[start]

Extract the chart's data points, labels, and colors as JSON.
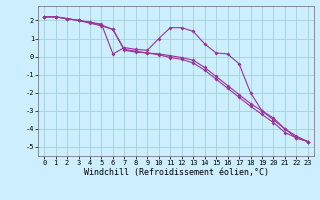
{
  "xlabel": "Windchill (Refroidissement éolien,°C)",
  "background_color": "#cceeff",
  "line_color": "#993399",
  "xlim": [
    -0.5,
    23.5
  ],
  "ylim": [
    -5.5,
    2.8
  ],
  "yticks": [
    -5,
    -4,
    -3,
    -2,
    -1,
    0,
    1,
    2
  ],
  "xticks": [
    0,
    1,
    2,
    3,
    4,
    5,
    6,
    7,
    8,
    9,
    10,
    11,
    12,
    13,
    14,
    15,
    16,
    17,
    18,
    19,
    20,
    21,
    22,
    23
  ],
  "grid_color": "#99cccc",
  "line1_x": [
    0,
    1,
    2,
    3,
    4,
    5,
    6,
    7,
    8,
    9,
    10,
    11,
    12,
    13,
    14,
    15,
    16,
    17,
    18,
    19,
    20,
    21,
    22,
    23
  ],
  "line1_y": [
    2.2,
    2.2,
    2.1,
    2.0,
    1.9,
    1.8,
    0.15,
    0.5,
    0.4,
    0.35,
    1.0,
    1.6,
    1.6,
    1.4,
    0.7,
    0.2,
    0.15,
    -0.4,
    -2.0,
    -3.0,
    -3.5,
    -4.0,
    -4.5,
    -4.7
  ],
  "line2_x": [
    0,
    1,
    2,
    3,
    4,
    5,
    6,
    7,
    8,
    9,
    10,
    11,
    12,
    13,
    14,
    15,
    16,
    17,
    18,
    19,
    20,
    21,
    22,
    23
  ],
  "line2_y": [
    2.2,
    2.2,
    2.1,
    2.0,
    1.85,
    1.7,
    1.5,
    0.35,
    0.25,
    0.2,
    0.15,
    0.05,
    -0.05,
    -0.2,
    -0.6,
    -1.1,
    -1.6,
    -2.1,
    -2.6,
    -3.0,
    -3.4,
    -4.0,
    -4.4,
    -4.7
  ],
  "line3_x": [
    0,
    1,
    2,
    3,
    4,
    5,
    6,
    7,
    8,
    9,
    10,
    11,
    12,
    13,
    14,
    15,
    16,
    17,
    18,
    19,
    20,
    21,
    22,
    23
  ],
  "line3_y": [
    2.2,
    2.2,
    2.1,
    2.0,
    1.9,
    1.75,
    1.5,
    0.4,
    0.3,
    0.2,
    0.1,
    -0.05,
    -0.15,
    -0.35,
    -0.75,
    -1.25,
    -1.75,
    -2.25,
    -2.75,
    -3.2,
    -3.65,
    -4.2,
    -4.5,
    -4.7
  ],
  "marker": "D",
  "markersize": 2,
  "linewidth": 0.8,
  "tick_fontsize": 5,
  "xlabel_fontsize": 6
}
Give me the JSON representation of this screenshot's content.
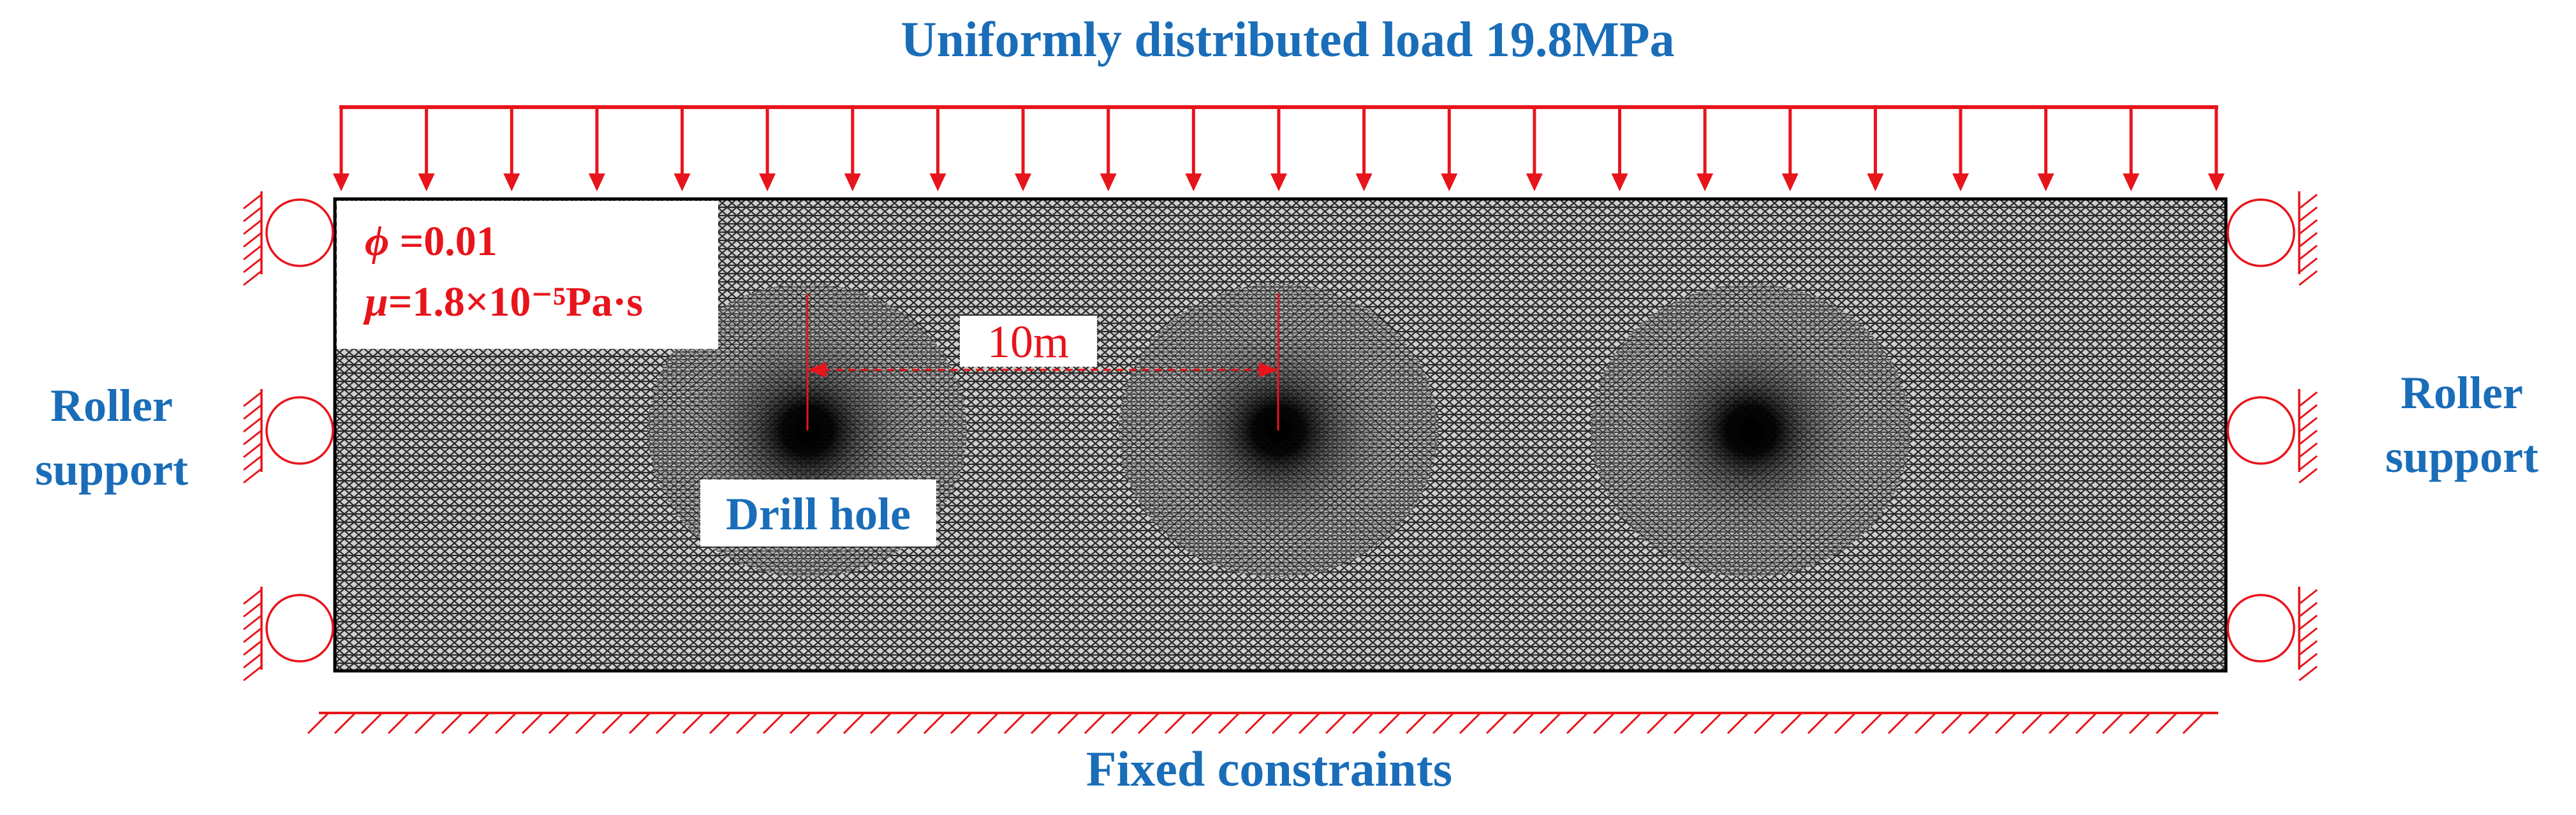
{
  "labels": {
    "load": "Uniformly distributed load 19.8MPa",
    "left_support_line1": "Roller",
    "left_support_line2": "support",
    "right_support_line1": "Roller",
    "right_support_line2": "support",
    "bottom": "Fixed constraints",
    "drill_hole": "Drill hole",
    "spacing": "10m"
  },
  "parameters": {
    "porosity_symbol": "ϕ",
    "porosity_value": " =0.01",
    "viscosity_symbol": "μ",
    "viscosity_value": "=1.8×10⁻⁵Pa·s"
  },
  "colors": {
    "load_arrows": "#e8141b",
    "supports": "#e8141b",
    "label_blue": "#1a6db8",
    "mesh_fill": "#cfcfcf",
    "mesh_line": "#2a2a2a",
    "outline": "#000000"
  },
  "load_arrow_count": 23,
  "drill_hole_count": 3
}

[end]

_Given problem_:
Word for word, quote the lines above. Omit the pictures.

_Exercise solution_:
Extract the chart's data points, labels, and colors as JSON.
{
  "xlabel": "Windchill (Refroidissement éolien,°C)",
  "background_color": "#cceeff",
  "line_color": "#993399",
  "xlim": [
    -0.5,
    23.5
  ],
  "ylim": [
    -5.5,
    2.8
  ],
  "yticks": [
    -5,
    -4,
    -3,
    -2,
    -1,
    0,
    1,
    2
  ],
  "xticks": [
    0,
    1,
    2,
    3,
    4,
    5,
    6,
    7,
    8,
    9,
    10,
    11,
    12,
    13,
    14,
    15,
    16,
    17,
    18,
    19,
    20,
    21,
    22,
    23
  ],
  "grid_color": "#99cccc",
  "line1_x": [
    0,
    1,
    2,
    3,
    4,
    5,
    6,
    7,
    8,
    9,
    10,
    11,
    12,
    13,
    14,
    15,
    16,
    17,
    18,
    19,
    20,
    21,
    22,
    23
  ],
  "line1_y": [
    2.2,
    2.2,
    2.1,
    2.0,
    1.9,
    1.8,
    0.15,
    0.5,
    0.4,
    0.35,
    1.0,
    1.6,
    1.6,
    1.4,
    0.7,
    0.2,
    0.15,
    -0.4,
    -2.0,
    -3.0,
    -3.5,
    -4.0,
    -4.5,
    -4.7
  ],
  "line2_x": [
    0,
    1,
    2,
    3,
    4,
    5,
    6,
    7,
    8,
    9,
    10,
    11,
    12,
    13,
    14,
    15,
    16,
    17,
    18,
    19,
    20,
    21,
    22,
    23
  ],
  "line2_y": [
    2.2,
    2.2,
    2.1,
    2.0,
    1.85,
    1.7,
    1.5,
    0.35,
    0.25,
    0.2,
    0.15,
    0.05,
    -0.05,
    -0.2,
    -0.6,
    -1.1,
    -1.6,
    -2.1,
    -2.6,
    -3.0,
    -3.4,
    -4.0,
    -4.4,
    -4.7
  ],
  "line3_x": [
    0,
    1,
    2,
    3,
    4,
    5,
    6,
    7,
    8,
    9,
    10,
    11,
    12,
    13,
    14,
    15,
    16,
    17,
    18,
    19,
    20,
    21,
    22,
    23
  ],
  "line3_y": [
    2.2,
    2.2,
    2.1,
    2.0,
    1.9,
    1.75,
    1.5,
    0.4,
    0.3,
    0.2,
    0.1,
    -0.05,
    -0.15,
    -0.35,
    -0.75,
    -1.25,
    -1.75,
    -2.25,
    -2.75,
    -3.2,
    -3.65,
    -4.2,
    -4.5,
    -4.7
  ],
  "marker": "D",
  "markersize": 2,
  "linewidth": 0.8,
  "tick_fontsize": 5,
  "xlabel_fontsize": 6
}
Give me the JSON representation of this screenshot's content.
{
  "labels": {
    "load": "Uniformly distributed load 19.8MPa",
    "left_support_line1": "Roller",
    "left_support_line2": "support",
    "right_support_line1": "Roller",
    "right_support_line2": "support",
    "bottom": "Fixed constraints",
    "drill_hole": "Drill hole",
    "spacing": "10m"
  },
  "parameters": {
    "porosity_symbol": "ϕ",
    "porosity_value": " =0.01",
    "viscosity_symbol": "μ",
    "viscosity_value": "=1.8×10⁻⁵Pa·s"
  },
  "colors": {
    "load_arrows": "#e8141b",
    "supports": "#e8141b",
    "label_blue": "#1a6db8",
    "mesh_fill": "#cfcfcf",
    "mesh_line": "#2a2a2a",
    "outline": "#000000"
  },
  "load_arrow_count": 23,
  "drill_hole_count": 3
}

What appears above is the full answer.